[What this task involves]:
Write out all of the data exactly as it appears.

[Raw records]:
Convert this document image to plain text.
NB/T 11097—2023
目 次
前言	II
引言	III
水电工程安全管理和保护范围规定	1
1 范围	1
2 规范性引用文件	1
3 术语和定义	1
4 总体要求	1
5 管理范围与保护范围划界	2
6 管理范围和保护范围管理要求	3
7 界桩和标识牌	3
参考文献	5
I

[Full answer]:
Convert this document image to plain text.
NB/T 11097—2023
目 次
前言	II
引言	III
水电工程安全管理和保护范围规定	1
1 范围	1
2 规范性引用文件	1
3 术语和定义	1
4 总体要求	1
5 管理范围与保护范围划界	2
6 管理范围和保护范围管理要求	3
7 界桩和标识牌	3
参考文献	5
I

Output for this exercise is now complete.